--- The problem ---
Write out all records as given; omit images.

┄┄┄┄┄┄

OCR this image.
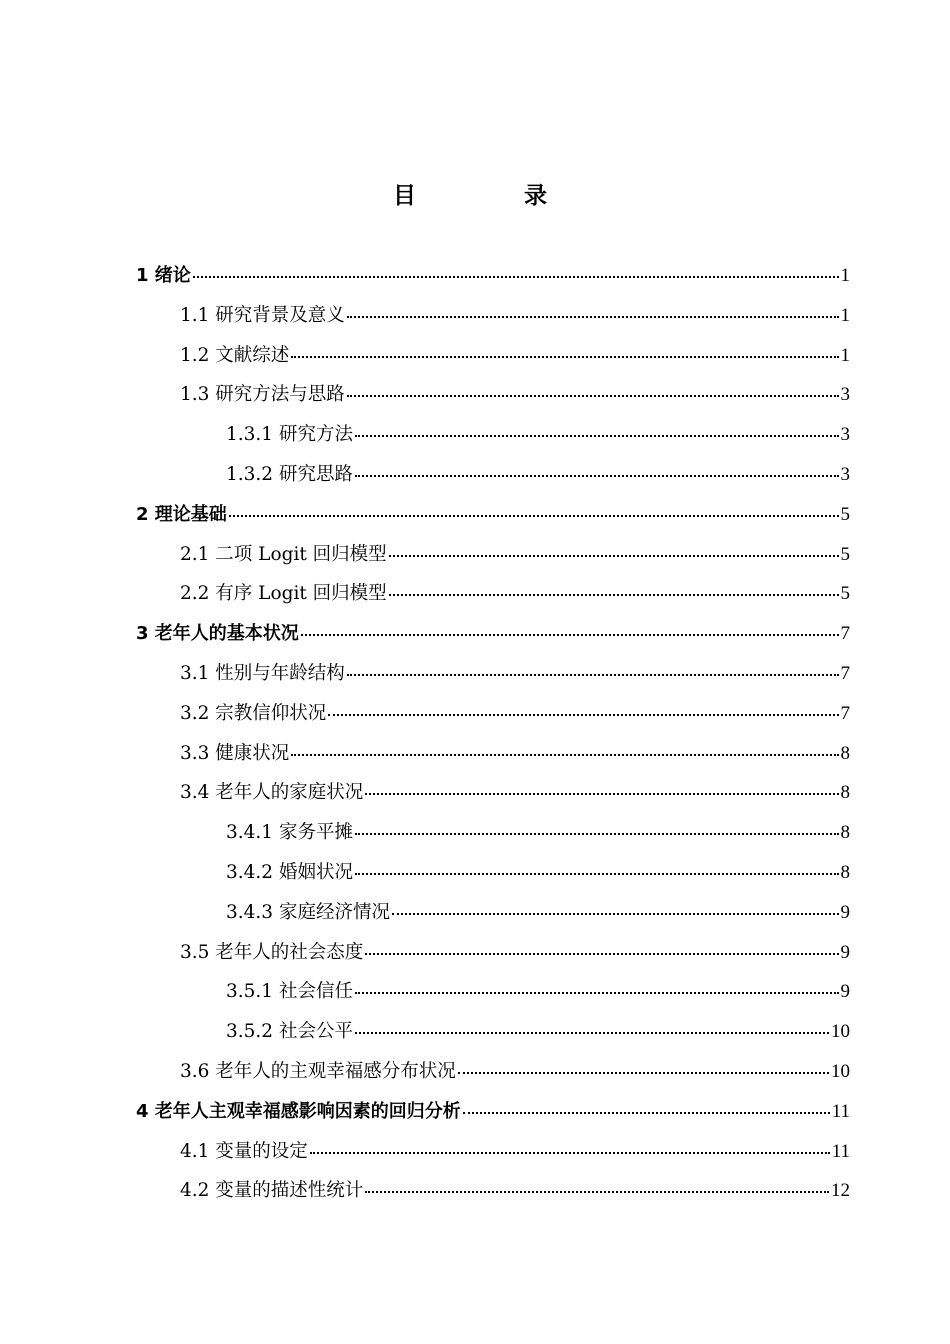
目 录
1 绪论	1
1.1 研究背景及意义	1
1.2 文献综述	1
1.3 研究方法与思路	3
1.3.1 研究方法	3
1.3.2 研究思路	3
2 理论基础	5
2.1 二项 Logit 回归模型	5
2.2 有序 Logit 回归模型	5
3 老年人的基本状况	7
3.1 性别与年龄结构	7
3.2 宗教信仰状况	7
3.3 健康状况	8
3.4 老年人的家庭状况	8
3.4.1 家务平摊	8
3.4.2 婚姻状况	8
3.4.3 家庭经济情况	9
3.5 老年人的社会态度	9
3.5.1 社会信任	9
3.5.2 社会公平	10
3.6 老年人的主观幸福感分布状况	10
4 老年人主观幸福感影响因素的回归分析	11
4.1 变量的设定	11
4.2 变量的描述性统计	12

┄┄┄┄┄┄

--- Answer to this problem ---
OCR this image.
目 录
1 绪论	1
1.1 研究背景及意义	1
1.2 文献综述	1
1.3 研究方法与思路	3
1.3.1 研究方法	3
1.3.2 研究思路	3
2 理论基础	5
2.1 二项 Logit 回归模型	5
2.2 有序 Logit 回归模型	5
3 老年人的基本状况	7
3.1 性别与年龄结构	7
3.2 宗教信仰状况	7
3.3 健康状况	8
3.4 老年人的家庭状况	8
3.4.1 家务平摊	8
3.4.2 婚姻状况	8
3.4.3 家庭经济情况	9
3.5 老年人的社会态度	9
3.5.1 社会信任	9
3.5.2 社会公平	10
3.6 老年人的主观幸福感分布状况	10
4 老年人主观幸福感影响因素的回归分析	11
4.1 变量的设定	11
4.2 变量的描述性统计	12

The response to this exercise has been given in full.